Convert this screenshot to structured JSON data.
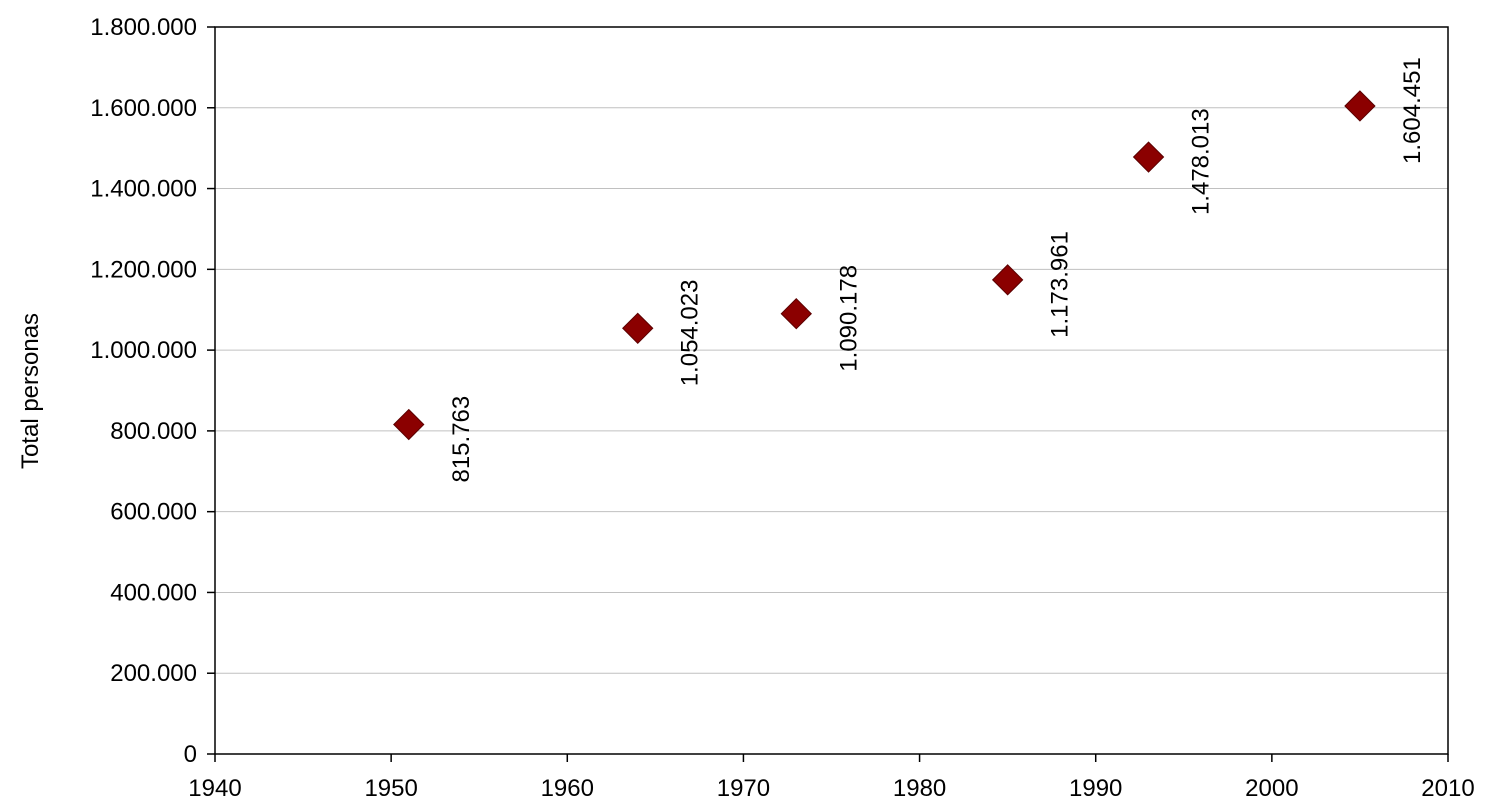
{
  "chart_data": {
    "type": "scatter",
    "title": "",
    "xlabel": "",
    "ylabel": "Total personas",
    "xlim": [
      1940,
      2010
    ],
    "ylim": [
      0,
      1800000
    ],
    "x_ticks": [
      1940,
      1950,
      1960,
      1970,
      1980,
      1990,
      2000,
      2010
    ],
    "y_ticks": [
      0,
      200000,
      400000,
      600000,
      800000,
      1000000,
      1200000,
      1400000,
      1600000,
      1800000
    ],
    "y_tick_labels": [
      "0",
      "200.000",
      "400.000",
      "600.000",
      "800.000",
      "1.000.000",
      "1.200.000",
      "1.400.000",
      "1.600.000",
      "1.800.000"
    ],
    "grid": "horizontal",
    "legend": "none",
    "marker": "diamond",
    "marker_color": "#8b0000",
    "series": [
      {
        "x": [
          1951,
          1964,
          1973,
          1985,
          1993,
          2005
        ],
        "values": [
          815763,
          1054023,
          1090178,
          1173961,
          1478013,
          1604451
        ],
        "labels": [
          "815.763",
          "1.054.023",
          "1.090.178",
          "1.173.961",
          "1.478.013",
          "1.604.451"
        ]
      }
    ]
  }
}
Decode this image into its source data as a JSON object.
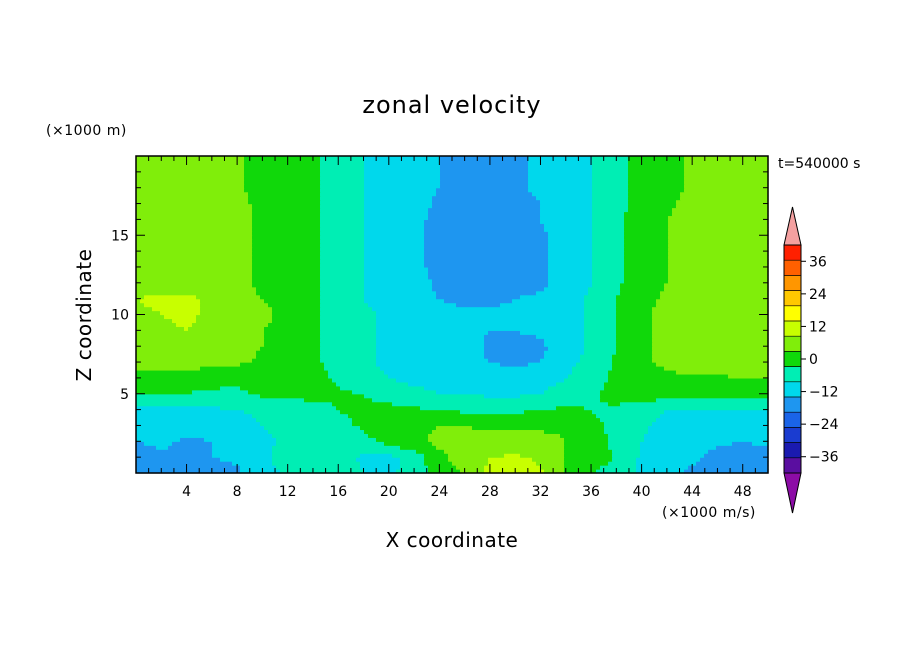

+===+

▶ **The exercise**
Word for word, quote the lines above. Omit the pictures.

▶ **Exercise response**
Convert this screenshot to structured JSON data.
{
  "chart_data": {
    "type": "scatter",
    "title": "",
    "xlabel": "",
    "ylabel": "Total personas",
    "xlim": [
      1940,
      2010
    ],
    "ylim": [
      0,
      1800000
    ],
    "x_ticks": [
      1940,
      1950,
      1960,
      1970,
      1980,
      1990,
      2000,
      2010
    ],
    "y_ticks": [
      0,
      200000,
      400000,
      600000,
      800000,
      1000000,
      1200000,
      1400000,
      1600000,
      1800000
    ],
    "y_tick_labels": [
      "0",
      "200.000",
      "400.000",
      "600.000",
      "800.000",
      "1.000.000",
      "1.200.000",
      "1.400.000",
      "1.600.000",
      "1.800.000"
    ],
    "grid": "horizontal",
    "legend": "none",
    "marker": "diamond",
    "marker_color": "#8b0000",
    "series": [
      {
        "x": [
          1951,
          1964,
          1973,
          1985,
          1993,
          2005
        ],
        "values": [
          815763,
          1054023,
          1090178,
          1173961,
          1478013,
          1604451
        ],
        "labels": [
          "815.763",
          "1.054.023",
          "1.090.178",
          "1.173.961",
          "1.478.013",
          "1.604.451"
        ]
      }
    ]
  }
}
Decode this image into its source data as a JSON object.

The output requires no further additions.